— Begin —
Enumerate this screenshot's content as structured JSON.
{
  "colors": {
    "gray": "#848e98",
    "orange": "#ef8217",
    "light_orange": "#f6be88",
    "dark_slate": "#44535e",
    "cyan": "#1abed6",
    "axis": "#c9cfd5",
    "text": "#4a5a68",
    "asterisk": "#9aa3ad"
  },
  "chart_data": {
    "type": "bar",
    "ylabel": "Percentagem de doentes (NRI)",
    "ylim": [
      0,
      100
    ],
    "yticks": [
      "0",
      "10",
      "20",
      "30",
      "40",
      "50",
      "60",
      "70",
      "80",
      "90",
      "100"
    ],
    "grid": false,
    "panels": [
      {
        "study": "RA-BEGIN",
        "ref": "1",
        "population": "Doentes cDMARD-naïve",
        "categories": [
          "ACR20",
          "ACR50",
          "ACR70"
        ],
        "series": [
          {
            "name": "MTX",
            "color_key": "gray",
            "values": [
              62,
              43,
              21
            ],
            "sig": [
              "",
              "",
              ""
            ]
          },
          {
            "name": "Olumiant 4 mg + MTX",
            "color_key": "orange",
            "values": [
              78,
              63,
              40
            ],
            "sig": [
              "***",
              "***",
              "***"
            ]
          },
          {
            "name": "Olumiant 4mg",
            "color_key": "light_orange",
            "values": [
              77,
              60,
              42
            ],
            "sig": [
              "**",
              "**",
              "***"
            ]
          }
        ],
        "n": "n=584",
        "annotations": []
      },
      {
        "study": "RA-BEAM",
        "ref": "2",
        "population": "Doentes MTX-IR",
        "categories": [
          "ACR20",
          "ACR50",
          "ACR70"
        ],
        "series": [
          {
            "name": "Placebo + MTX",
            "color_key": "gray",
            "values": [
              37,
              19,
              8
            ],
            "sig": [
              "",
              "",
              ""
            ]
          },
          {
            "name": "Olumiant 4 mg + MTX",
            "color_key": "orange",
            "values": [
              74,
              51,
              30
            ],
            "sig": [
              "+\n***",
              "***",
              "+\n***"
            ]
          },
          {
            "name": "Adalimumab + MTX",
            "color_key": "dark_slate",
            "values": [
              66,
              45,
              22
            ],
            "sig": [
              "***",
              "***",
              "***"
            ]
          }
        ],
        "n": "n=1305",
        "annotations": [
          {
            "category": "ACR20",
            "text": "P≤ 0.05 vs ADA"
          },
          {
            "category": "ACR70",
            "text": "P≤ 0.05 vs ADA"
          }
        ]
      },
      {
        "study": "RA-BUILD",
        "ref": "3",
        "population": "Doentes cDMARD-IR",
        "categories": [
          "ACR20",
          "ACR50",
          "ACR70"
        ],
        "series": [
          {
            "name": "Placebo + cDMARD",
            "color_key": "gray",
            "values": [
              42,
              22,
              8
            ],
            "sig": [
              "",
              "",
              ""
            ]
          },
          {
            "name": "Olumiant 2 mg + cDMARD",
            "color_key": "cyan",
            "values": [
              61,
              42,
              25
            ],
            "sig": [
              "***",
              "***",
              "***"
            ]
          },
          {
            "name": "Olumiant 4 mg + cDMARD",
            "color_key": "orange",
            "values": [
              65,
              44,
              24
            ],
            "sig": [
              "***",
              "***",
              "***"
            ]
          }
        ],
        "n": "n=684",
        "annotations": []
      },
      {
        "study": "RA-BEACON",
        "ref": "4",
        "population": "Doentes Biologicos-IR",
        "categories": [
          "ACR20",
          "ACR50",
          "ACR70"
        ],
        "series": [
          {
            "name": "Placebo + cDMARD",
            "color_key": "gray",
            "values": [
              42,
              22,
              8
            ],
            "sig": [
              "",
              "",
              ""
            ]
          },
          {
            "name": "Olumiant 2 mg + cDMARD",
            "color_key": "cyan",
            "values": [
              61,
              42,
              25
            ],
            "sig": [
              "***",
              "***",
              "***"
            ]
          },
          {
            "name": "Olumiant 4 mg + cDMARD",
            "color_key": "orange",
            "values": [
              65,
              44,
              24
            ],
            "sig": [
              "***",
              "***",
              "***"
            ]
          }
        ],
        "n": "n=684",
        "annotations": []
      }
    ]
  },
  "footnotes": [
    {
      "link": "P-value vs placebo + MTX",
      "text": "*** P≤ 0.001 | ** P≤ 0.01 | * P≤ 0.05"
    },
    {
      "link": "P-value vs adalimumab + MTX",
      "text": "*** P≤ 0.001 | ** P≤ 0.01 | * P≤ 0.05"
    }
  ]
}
— End —
The exercise. Copy out all the entries shown above, character for character.

Task answer.
Enumerate this screenshot's content as structured JSON.
{
  "colors": {
    "gray": "#848e98",
    "orange": "#ef8217",
    "light_orange": "#f6be88",
    "dark_slate": "#44535e",
    "cyan": "#1abed6",
    "axis": "#c9cfd5",
    "text": "#4a5a68",
    "asterisk": "#9aa3ad"
  },
  "chart_data": {
    "type": "bar",
    "ylabel": "Percentagem de doentes (NRI)",
    "ylim": [
      0,
      100
    ],
    "yticks": [
      "0",
      "10",
      "20",
      "30",
      "40",
      "50",
      "60",
      "70",
      "80",
      "90",
      "100"
    ],
    "grid": false,
    "panels": [
      {
        "study": "RA-BEGIN",
        "ref": "1",
        "population": "Doentes cDMARD-naïve",
        "categories": [
          "ACR20",
          "ACR50",
          "ACR70"
        ],
        "series": [
          {
            "name": "MTX",
            "color_key": "gray",
            "values": [
              62,
              43,
              21
            ],
            "sig": [
              "",
              "",
              ""
            ]
          },
          {
            "name": "Olumiant 4 mg + MTX",
            "color_key": "orange",
            "values": [
              78,
              63,
              40
            ],
            "sig": [
              "***",
              "***",
              "***"
            ]
          },
          {
            "name": "Olumiant 4mg",
            "color_key": "light_orange",
            "values": [
              77,
              60,
              42
            ],
            "sig": [
              "**",
              "**",
              "***"
            ]
          }
        ],
        "n": "n=584",
        "annotations": []
      },
      {
        "study": "RA-BEAM",
        "ref": "2",
        "population": "Doentes MTX-IR",
        "categories": [
          "ACR20",
          "ACR50",
          "ACR70"
        ],
        "series": [
          {
            "name": "Placebo + MTX",
            "color_key": "gray",
            "values": [
              37,
              19,
              8
            ],
            "sig": [
              "",
              "",
              ""
            ]
          },
          {
            "name": "Olumiant 4 mg + MTX",
            "color_key": "orange",
            "values": [
              74,
              51,
              30
            ],
            "sig": [
              "+\n***",
              "***",
              "+\n***"
            ]
          },
          {
            "name": "Adalimumab + MTX",
            "color_key": "dark_slate",
            "values": [
              66,
              45,
              22
            ],
            "sig": [
              "***",
              "***",
              "***"
            ]
          }
        ],
        "n": "n=1305",
        "annotations": [
          {
            "category": "ACR20",
            "text": "P≤ 0.05 vs ADA"
          },
          {
            "category": "ACR70",
            "text": "P≤ 0.05 vs ADA"
          }
        ]
      },
      {
        "study": "RA-BUILD",
        "ref": "3",
        "population": "Doentes cDMARD-IR",
        "categories": [
          "ACR20",
          "ACR50",
          "ACR70"
        ],
        "series": [
          {
            "name": "Placebo + cDMARD",
            "color_key": "gray",
            "values": [
              42,
              22,
              8
            ],
            "sig": [
              "",
              "",
              ""
            ]
          },
          {
            "name": "Olumiant 2 mg + cDMARD",
            "color_key": "cyan",
            "values": [
              61,
              42,
              25
            ],
            "sig": [
              "***",
              "***",
              "***"
            ]
          },
          {
            "name": "Olumiant 4 mg + cDMARD",
            "color_key": "orange",
            "values": [
              65,
              44,
              24
            ],
            "sig": [
              "***",
              "***",
              "***"
            ]
          }
        ],
        "n": "n=684",
        "annotations": []
      },
      {
        "study": "RA-BEACON",
        "ref": "4",
        "population": "Doentes Biologicos-IR",
        "categories": [
          "ACR20",
          "ACR50",
          "ACR70"
        ],
        "series": [
          {
            "name": "Placebo + cDMARD",
            "color_key": "gray",
            "values": [
              42,
              22,
              8
            ],
            "sig": [
              "",
              "",
              ""
            ]
          },
          {
            "name": "Olumiant 2 mg + cDMARD",
            "color_key": "cyan",
            "values": [
              61,
              42,
              25
            ],
            "sig": [
              "***",
              "***",
              "***"
            ]
          },
          {
            "name": "Olumiant 4 mg + cDMARD",
            "color_key": "orange",
            "values": [
              65,
              44,
              24
            ],
            "sig": [
              "***",
              "***",
              "***"
            ]
          }
        ],
        "n": "n=684",
        "annotations": []
      }
    ]
  },
  "footnotes": [
    {
      "link": "P-value vs placebo + MTX",
      "text": "*** P≤ 0.001 | ** P≤ 0.01 | * P≤ 0.05"
    },
    {
      "link": "P-value vs adalimumab + MTX",
      "text": "*** P≤ 0.001 | ** P≤ 0.01 | * P≤ 0.05"
    }
  ]
}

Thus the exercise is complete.